──────── MATERIAL

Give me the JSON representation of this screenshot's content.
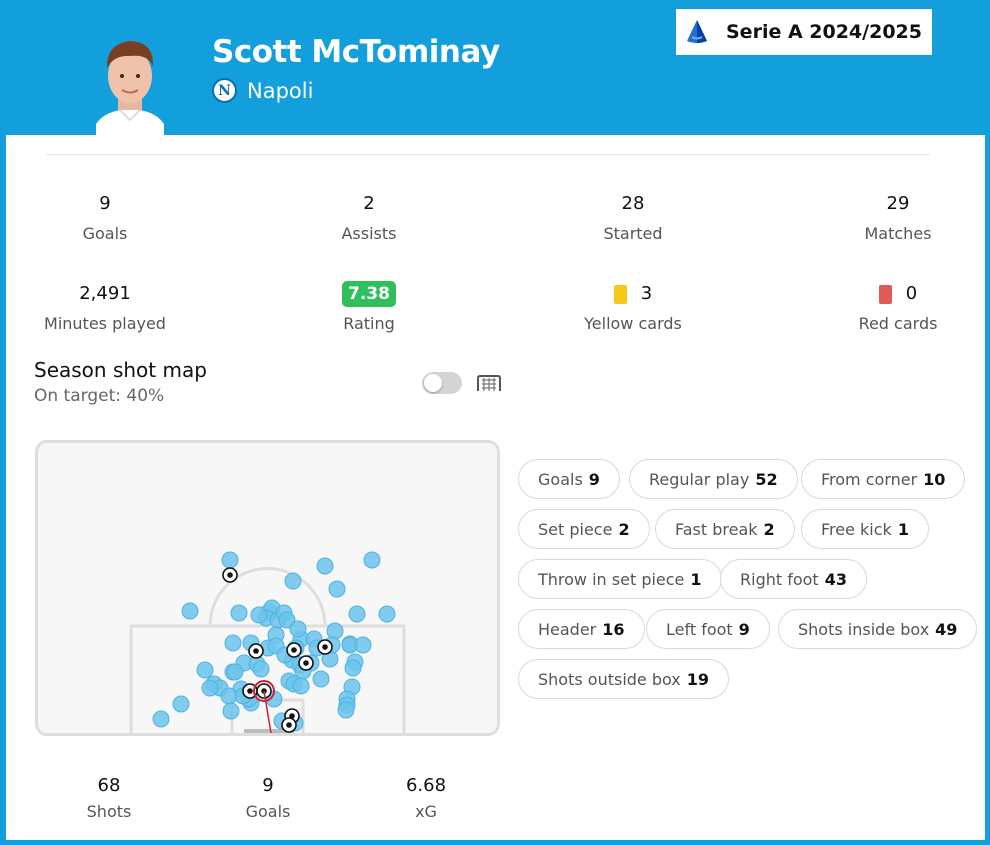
{
  "player": {
    "name": "Scott McTominay",
    "club": "Napoli",
    "club_badge_letter": "N"
  },
  "league": {
    "name": "Serie A 2024/2025"
  },
  "stats": {
    "goals": {
      "value": "9",
      "label": "Goals"
    },
    "assists": {
      "value": "2",
      "label": "Assists"
    },
    "started": {
      "value": "28",
      "label": "Started"
    },
    "matches": {
      "value": "29",
      "label": "Matches"
    },
    "minutes": {
      "value": "2,491",
      "label": "Minutes played"
    },
    "rating": {
      "value": "7.38",
      "label": "Rating"
    },
    "yellow": {
      "value": "3",
      "label": "Yellow cards"
    },
    "red": {
      "value": "0",
      "label": "Red cards"
    }
  },
  "shotmap": {
    "title": "Season shot map",
    "on_target": "On target: 40%",
    "toggle_on": false
  },
  "filters": [
    {
      "label": "Goals",
      "count": "9"
    },
    {
      "label": "Regular play",
      "count": "52"
    },
    {
      "label": "From corner",
      "count": "10"
    },
    {
      "label": "Set piece",
      "count": "2"
    },
    {
      "label": "Fast break",
      "count": "2"
    },
    {
      "label": "Free kick",
      "count": "1"
    },
    {
      "label": "Throw in set piece",
      "count": "1"
    },
    {
      "label": "Right foot",
      "count": "43"
    },
    {
      "label": "Header",
      "count": "16"
    },
    {
      "label": "Left foot",
      "count": "9"
    },
    {
      "label": "Shots inside box",
      "count": "49"
    },
    {
      "label": "Shots outside box",
      "count": "19"
    }
  ],
  "summary": {
    "shots": {
      "value": "68",
      "label": "Shots"
    },
    "goals": {
      "value": "9",
      "label": "Goals"
    },
    "xg": {
      "value": "6.68",
      "label": "xG"
    }
  },
  "colors": {
    "header_bg": "#139fdc",
    "shot_color": "#6cc4ec",
    "rating_bg": "#2fbf5c",
    "yellow_card": "#f6c919",
    "red_card": "#e05858",
    "selected_shot": "#d1213a"
  }
}
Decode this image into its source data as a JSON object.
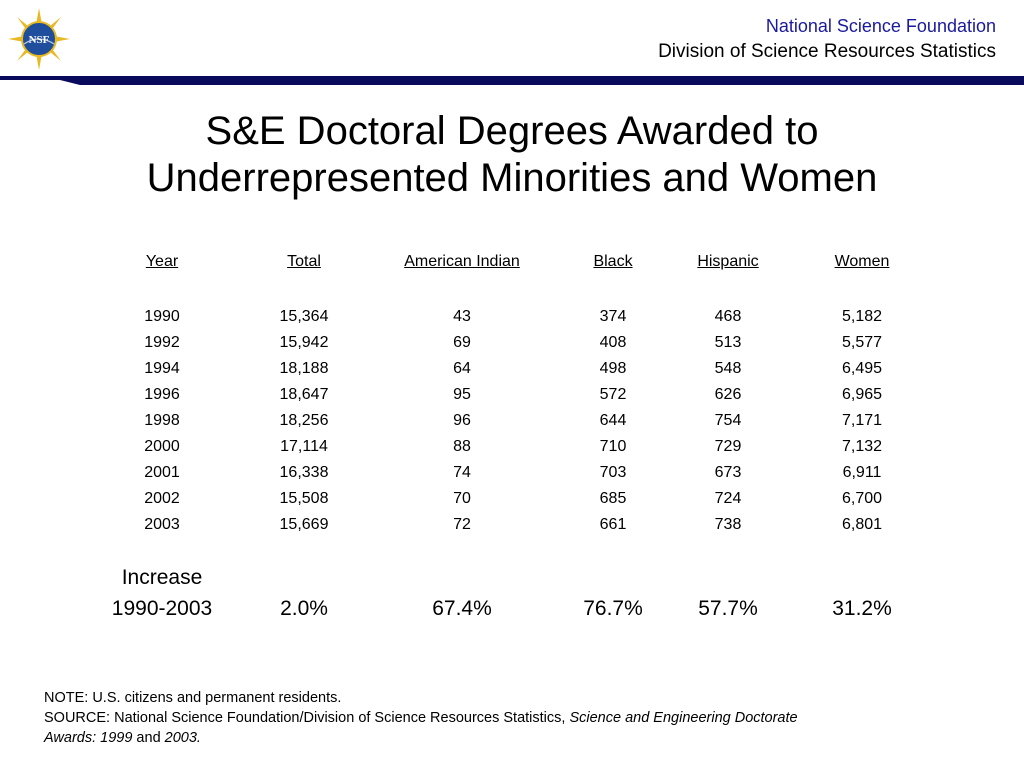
{
  "header": {
    "org_line1": "National Science Foundation",
    "org_line2": "Division of Science Resources Statistics",
    "logo_text": "NSF",
    "rule_color": "#0a0a5c",
    "accent_color": "#1a1a9c"
  },
  "title": {
    "line1": "S&E Doctoral Degrees Awarded to",
    "line2": "Underrepresented Minorities and Women"
  },
  "table": {
    "headers": [
      "Year",
      "Total",
      "American Indian",
      "Black",
      "Hispanic",
      "Women"
    ],
    "rows": [
      [
        "1990",
        "15,364",
        "43",
        "374",
        "468",
        "5,182"
      ],
      [
        "1992",
        "15,942",
        "69",
        "408",
        "513",
        "5,577"
      ],
      [
        "1994",
        "18,188",
        "64",
        "498",
        "548",
        "6,495"
      ],
      [
        "1996",
        "18,647",
        "95",
        "572",
        "626",
        "6,965"
      ],
      [
        "1998",
        "18,256",
        "96",
        "644",
        "754",
        "7,171"
      ],
      [
        "2000",
        "17,114",
        "88",
        "710",
        "729",
        "7,132"
      ],
      [
        "2001",
        "16,338",
        "74",
        "703",
        "673",
        "6,911"
      ],
      [
        "2002",
        "15,508",
        "70",
        "685",
        "724",
        "6,700"
      ],
      [
        "2003",
        "15,669",
        "72",
        "661",
        "738",
        "6,801"
      ]
    ],
    "increase_label": "Increase",
    "increase_period": "1990-2003",
    "increase_values": [
      "2.0%",
      "67.4%",
      "76.7%",
      "57.7%",
      "31.2%"
    ]
  },
  "notes": {
    "note": "NOTE:  U.S. citizens and permanent residents.",
    "source_prefix": "SOURCE:  National Science Foundation/Division of Science Resources Statistics, ",
    "source_title1": "Science and Engineering Doctorate",
    "source_title2": "Awards: 1999",
    "source_and": " and ",
    "source_title3": "2003."
  }
}
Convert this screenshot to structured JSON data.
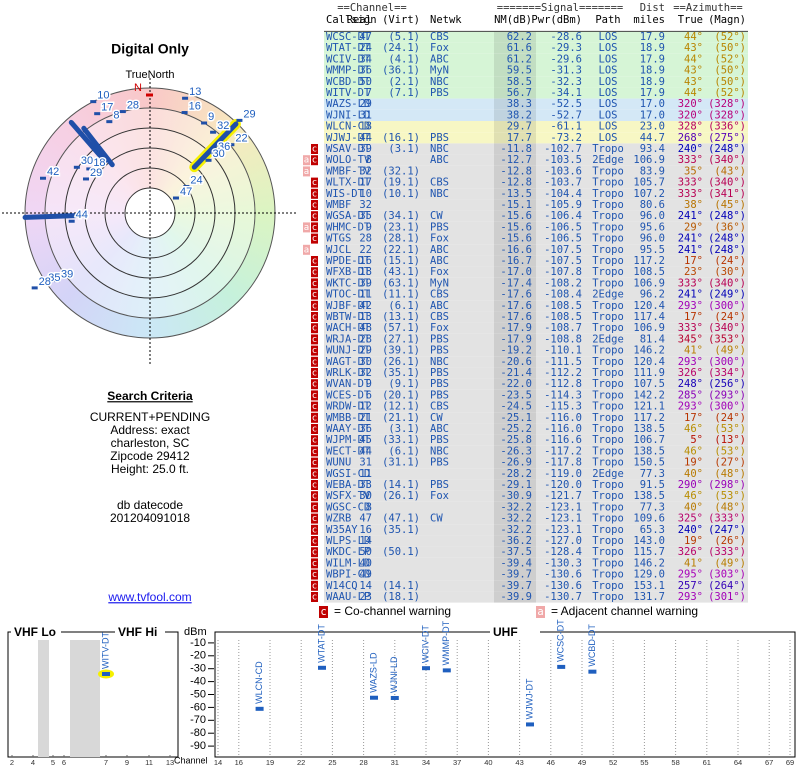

────────────────

WORK TO DO
Copy out all of the data word for word. Do not carry over any picture.

REPLY TO THE EXERCISE
Give me the JSON representation of this screenshot's content.
{
  "player": {
    "name": "Scott McTominay",
    "club": "Napoli",
    "club_badge_letter": "N"
  },
  "league": {
    "name": "Serie A 2024/2025"
  },
  "stats": {
    "goals": {
      "value": "9",
      "label": "Goals"
    },
    "assists": {
      "value": "2",
      "label": "Assists"
    },
    "started": {
      "value": "28",
      "label": "Started"
    },
    "matches": {
      "value": "29",
      "label": "Matches"
    },
    "minutes": {
      "value": "2,491",
      "label": "Minutes played"
    },
    "rating": {
      "value": "7.38",
      "label": "Rating"
    },
    "yellow": {
      "value": "3",
      "label": "Yellow cards"
    },
    "red": {
      "value": "0",
      "label": "Red cards"
    }
  },
  "shotmap": {
    "title": "Season shot map",
    "on_target": "On target: 40%",
    "toggle_on": false
  },
  "filters": [
    {
      "label": "Goals",
      "count": "9"
    },
    {
      "label": "Regular play",
      "count": "52"
    },
    {
      "label": "From corner",
      "count": "10"
    },
    {
      "label": "Set piece",
      "count": "2"
    },
    {
      "label": "Fast break",
      "count": "2"
    },
    {
      "label": "Free kick",
      "count": "1"
    },
    {
      "label": "Throw in set piece",
      "count": "1"
    },
    {
      "label": "Right foot",
      "count": "43"
    },
    {
      "label": "Header",
      "count": "16"
    },
    {
      "label": "Left foot",
      "count": "9"
    },
    {
      "label": "Shots inside box",
      "count": "49"
    },
    {
      "label": "Shots outside box",
      "count": "19"
    }
  ],
  "summary": {
    "shots": {
      "value": "68",
      "label": "Shots"
    },
    "goals": {
      "value": "9",
      "label": "Goals"
    },
    "xg": {
      "value": "6.68",
      "label": "xG"
    }
  },
  "colors": {
    "header_bg": "#139fdc",
    "shot_color": "#6cc4ec",
    "rating_bg": "#2fbf5c",
    "yellow_card": "#f6c919",
    "red_card": "#e05858",
    "selected_shot": "#d1213a"
  }
}
Decode this image into its source data as a JSON object.
{
  "header": {
    "org_line1": "National Science Foundation",
    "org_line2": "Division of Science Resources Statistics",
    "logo_text": "NSF",
    "rule_color": "#0a0a5c",
    "accent_color": "#1a1a9c"
  },
  "title": {
    "line1": "S&E Doctoral Degrees Awarded to",
    "line2": "Underrepresented Minorities and Women"
  },
  "table": {
    "headers": [
      "Year",
      "Total",
      "American Indian",
      "Black",
      "Hispanic",
      "Women"
    ],
    "rows": [
      [
        "1990",
        "15,364",
        "43",
        "374",
        "468",
        "5,182"
      ],
      [
        "1992",
        "15,942",
        "69",
        "408",
        "513",
        "5,577"
      ],
      [
        "1994",
        "18,188",
        "64",
        "498",
        "548",
        "6,495"
      ],
      [
        "1996",
        "18,647",
        "95",
        "572",
        "626",
        "6,965"
      ],
      [
        "1998",
        "18,256",
        "96",
        "644",
        "754",
        "7,171"
      ],
      [
        "2000",
        "17,114",
        "88",
        "710",
        "729",
        "7,132"
      ],
      [
        "2001",
        "16,338",
        "74",
        "703",
        "673",
        "6,911"
      ],
      [
        "2002",
        "15,508",
        "70",
        "685",
        "724",
        "6,700"
      ],
      [
        "2003",
        "15,669",
        "72",
        "661",
        "738",
        "6,801"
      ]
    ],
    "increase_label": "Increase",
    "increase_period": "1990-2003",
    "increase_values": [
      "2.0%",
      "67.4%",
      "76.7%",
      "57.7%",
      "31.2%"
    ]
  },
  "notes": {
    "note": "NOTE:  U.S. citizens and permanent residents.",
    "source_prefix": "SOURCE:  National Science Foundation/Division of Science Resources Statistics, ",
    "source_title1": "Science and Engineering Doctorate",
    "source_title2": "Awards: 1999",
    "source_and": " and ",
    "source_title3": "2003."
  }
}
Convert this screenshot to structured JSON data.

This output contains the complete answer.